Stored data

--------------------------------

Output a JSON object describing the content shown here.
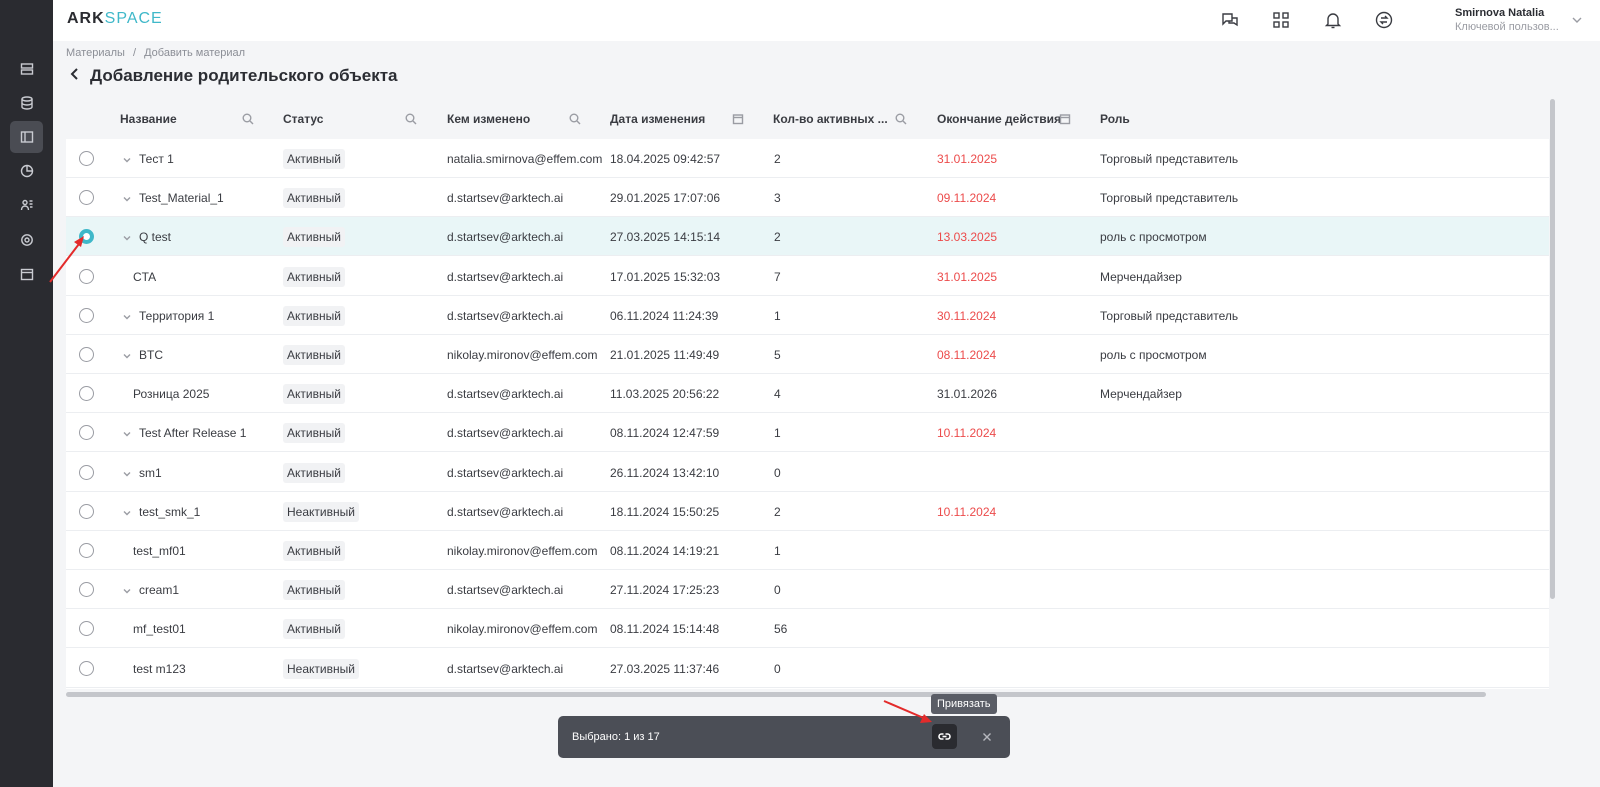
{
  "app": {
    "logo_part1": "ARK",
    "logo_part2": "SPACE"
  },
  "user": {
    "name": "Smirnova Natalia",
    "role": "Ключевой пользов..."
  },
  "breadcrumb": {
    "item1": "Материалы",
    "sep": "/",
    "item2": "Добавить материал"
  },
  "page": {
    "title": "Добавление родительского объекта"
  },
  "table": {
    "headers": {
      "name": "Название",
      "status": "Статус",
      "changed_by": "Кем изменено",
      "changed_at": "Дата изменения",
      "active_count": "Кол-во активных ...",
      "end_date": "Окончание действия",
      "role": "Роль"
    },
    "rows": [
      {
        "name": "Тест 1",
        "expandable": true,
        "status": "Активный",
        "changed_by": "natalia.smirnova@effem.com",
        "changed_at": "18.04.2025 09:42:57",
        "count": "2",
        "end_date": "31.01.2025",
        "end_red": true,
        "role": "Торговый представитель"
      },
      {
        "name": "Test_Material_1",
        "expandable": true,
        "status": "Активный",
        "changed_by": "d.startsev@arktech.ai",
        "changed_at": "29.01.2025 17:07:06",
        "count": "3",
        "end_date": "09.11.2024",
        "end_red": true,
        "role": "Торговый представитель"
      },
      {
        "name": "Q test",
        "expandable": true,
        "status": "Активный",
        "changed_by": "d.startsev@arktech.ai",
        "changed_at": "27.03.2025 14:15:14",
        "count": "2",
        "end_date": "13.03.2025",
        "end_red": true,
        "role": "роль с просмотром",
        "selected": true
      },
      {
        "name": "CTA",
        "expandable": false,
        "status": "Активный",
        "changed_by": "d.startsev@arktech.ai",
        "changed_at": "17.01.2025 15:32:03",
        "count": "7",
        "end_date": "31.01.2025",
        "end_red": true,
        "role": "Мерчендайзер"
      },
      {
        "name": "Территория 1",
        "expandable": true,
        "status": "Активный",
        "changed_by": "d.startsev@arktech.ai",
        "changed_at": "06.11.2024 11:24:39",
        "count": "1",
        "end_date": "30.11.2024",
        "end_red": true,
        "role": "Торговый представитель"
      },
      {
        "name": "BTC",
        "expandable": true,
        "status": "Активный",
        "changed_by": "nikolay.mironov@effem.com",
        "changed_at": "21.01.2025 11:49:49",
        "count": "5",
        "end_date": "08.11.2024",
        "end_red": true,
        "role": "роль с просмотром"
      },
      {
        "name": "Розница 2025",
        "expandable": false,
        "status": "Активный",
        "changed_by": "d.startsev@arktech.ai",
        "changed_at": "11.03.2025 20:56:22",
        "count": "4",
        "end_date": "31.01.2026",
        "end_red": false,
        "role": "Мерчендайзер"
      },
      {
        "name": "Test After Release 1",
        "expandable": true,
        "status": "Активный",
        "changed_by": "d.startsev@arktech.ai",
        "changed_at": "08.11.2024 12:47:59",
        "count": "1",
        "end_date": "10.11.2024",
        "end_red": true,
        "role": ""
      },
      {
        "name": "sm1",
        "expandable": true,
        "status": "Активный",
        "changed_by": "d.startsev@arktech.ai",
        "changed_at": "26.11.2024 13:42:10",
        "count": "0",
        "end_date": "",
        "end_red": false,
        "role": ""
      },
      {
        "name": "test_smk_1",
        "expandable": true,
        "status": "Неактивный",
        "changed_by": "d.startsev@arktech.ai",
        "changed_at": "18.11.2024 15:50:25",
        "count": "2",
        "end_date": "10.11.2024",
        "end_red": true,
        "role": ""
      },
      {
        "name": "test_mf01",
        "expandable": false,
        "status": "Активный",
        "changed_by": "nikolay.mironov@effem.com",
        "changed_at": "08.11.2024 14:19:21",
        "count": "1",
        "end_date": "",
        "end_red": false,
        "role": ""
      },
      {
        "name": "cream1",
        "expandable": true,
        "status": "Активный",
        "changed_by": "d.startsev@arktech.ai",
        "changed_at": "27.11.2024 17:25:23",
        "count": "0",
        "end_date": "",
        "end_red": false,
        "role": ""
      },
      {
        "name": "mf_test01",
        "expandable": false,
        "status": "Активный",
        "changed_by": "nikolay.mironov@effem.com",
        "changed_at": "08.11.2024 15:14:48",
        "count": "56",
        "end_date": "",
        "end_red": false,
        "role": ""
      },
      {
        "name": "test m123",
        "expandable": false,
        "status": "Неактивный",
        "changed_by": "d.startsev@arktech.ai",
        "changed_at": "27.03.2025 11:37:46",
        "count": "0",
        "end_date": "",
        "end_red": false,
        "role": ""
      }
    ]
  },
  "actionbar": {
    "selected_text": "Выбрано: 1 из 17",
    "tooltip": "Привязать"
  },
  "colors": {
    "accent": "#3fb8c9",
    "danger": "#ec4b4b",
    "rail": "#2a2b30",
    "selected_row": "#e9f6f7"
  },
  "icons": {
    "rail": [
      "list-icon",
      "database-icon",
      "materials-icon",
      "chart-icon",
      "users-icon",
      "settings-icon",
      "calendar-icon"
    ],
    "top": [
      "help-chat-icon",
      "apps-grid-icon",
      "bell-icon",
      "sync-icon"
    ]
  }
}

--------------------------------

* **TASK STATEMENT**
Output an exact copy of the material, with the pictures removed.

* **OUTPUT FOR THIS EXERCISE**
Output a JSON object describing the content shown here.
{
  "app": {
    "logo_part1": "ARK",
    "logo_part2": "SPACE"
  },
  "user": {
    "name": "Smirnova Natalia",
    "role": "Ключевой пользов..."
  },
  "breadcrumb": {
    "item1": "Материалы",
    "sep": "/",
    "item2": "Добавить материал"
  },
  "page": {
    "title": "Добавление родительского объекта"
  },
  "table": {
    "headers": {
      "name": "Название",
      "status": "Статус",
      "changed_by": "Кем изменено",
      "changed_at": "Дата изменения",
      "active_count": "Кол-во активных ...",
      "end_date": "Окончание действия",
      "role": "Роль"
    },
    "rows": [
      {
        "name": "Тест 1",
        "expandable": true,
        "status": "Активный",
        "changed_by": "natalia.smirnova@effem.com",
        "changed_at": "18.04.2025 09:42:57",
        "count": "2",
        "end_date": "31.01.2025",
        "end_red": true,
        "role": "Торговый представитель"
      },
      {
        "name": "Test_Material_1",
        "expandable": true,
        "status": "Активный",
        "changed_by": "d.startsev@arktech.ai",
        "changed_at": "29.01.2025 17:07:06",
        "count": "3",
        "end_date": "09.11.2024",
        "end_red": true,
        "role": "Торговый представитель"
      },
      {
        "name": "Q test",
        "expandable": true,
        "status": "Активный",
        "changed_by": "d.startsev@arktech.ai",
        "changed_at": "27.03.2025 14:15:14",
        "count": "2",
        "end_date": "13.03.2025",
        "end_red": true,
        "role": "роль с просмотром",
        "selected": true
      },
      {
        "name": "CTA",
        "expandable": false,
        "status": "Активный",
        "changed_by": "d.startsev@arktech.ai",
        "changed_at": "17.01.2025 15:32:03",
        "count": "7",
        "end_date": "31.01.2025",
        "end_red": true,
        "role": "Мерчендайзер"
      },
      {
        "name": "Территория 1",
        "expandable": true,
        "status": "Активный",
        "changed_by": "d.startsev@arktech.ai",
        "changed_at": "06.11.2024 11:24:39",
        "count": "1",
        "end_date": "30.11.2024",
        "end_red": true,
        "role": "Торговый представитель"
      },
      {
        "name": "BTC",
        "expandable": true,
        "status": "Активный",
        "changed_by": "nikolay.mironov@effem.com",
        "changed_at": "21.01.2025 11:49:49",
        "count": "5",
        "end_date": "08.11.2024",
        "end_red": true,
        "role": "роль с просмотром"
      },
      {
        "name": "Розница 2025",
        "expandable": false,
        "status": "Активный",
        "changed_by": "d.startsev@arktech.ai",
        "changed_at": "11.03.2025 20:56:22",
        "count": "4",
        "end_date": "31.01.2026",
        "end_red": false,
        "role": "Мерчендайзер"
      },
      {
        "name": "Test After Release 1",
        "expandable": true,
        "status": "Активный",
        "changed_by": "d.startsev@arktech.ai",
        "changed_at": "08.11.2024 12:47:59",
        "count": "1",
        "end_date": "10.11.2024",
        "end_red": true,
        "role": ""
      },
      {
        "name": "sm1",
        "expandable": true,
        "status": "Активный",
        "changed_by": "d.startsev@arktech.ai",
        "changed_at": "26.11.2024 13:42:10",
        "count": "0",
        "end_date": "",
        "end_red": false,
        "role": ""
      },
      {
        "name": "test_smk_1",
        "expandable": true,
        "status": "Неактивный",
        "changed_by": "d.startsev@arktech.ai",
        "changed_at": "18.11.2024 15:50:25",
        "count": "2",
        "end_date": "10.11.2024",
        "end_red": true,
        "role": ""
      },
      {
        "name": "test_mf01",
        "expandable": false,
        "status": "Активный",
        "changed_by": "nikolay.mironov@effem.com",
        "changed_at": "08.11.2024 14:19:21",
        "count": "1",
        "end_date": "",
        "end_red": false,
        "role": ""
      },
      {
        "name": "cream1",
        "expandable": true,
        "status": "Активный",
        "changed_by": "d.startsev@arktech.ai",
        "changed_at": "27.11.2024 17:25:23",
        "count": "0",
        "end_date": "",
        "end_red": false,
        "role": ""
      },
      {
        "name": "mf_test01",
        "expandable": false,
        "status": "Активный",
        "changed_by": "nikolay.mironov@effem.com",
        "changed_at": "08.11.2024 15:14:48",
        "count": "56",
        "end_date": "",
        "end_red": false,
        "role": ""
      },
      {
        "name": "test m123",
        "expandable": false,
        "status": "Неактивный",
        "changed_by": "d.startsev@arktech.ai",
        "changed_at": "27.03.2025 11:37:46",
        "count": "0",
        "end_date": "",
        "end_red": false,
        "role": ""
      }
    ]
  },
  "actionbar": {
    "selected_text": "Выбрано: 1 из 17",
    "tooltip": "Привязать"
  },
  "colors": {
    "accent": "#3fb8c9",
    "danger": "#ec4b4b",
    "rail": "#2a2b30",
    "selected_row": "#e9f6f7"
  },
  "icons": {
    "rail": [
      "list-icon",
      "database-icon",
      "materials-icon",
      "chart-icon",
      "users-icon",
      "settings-icon",
      "calendar-icon"
    ],
    "top": [
      "help-chat-icon",
      "apps-grid-icon",
      "bell-icon",
      "sync-icon"
    ]
  }
}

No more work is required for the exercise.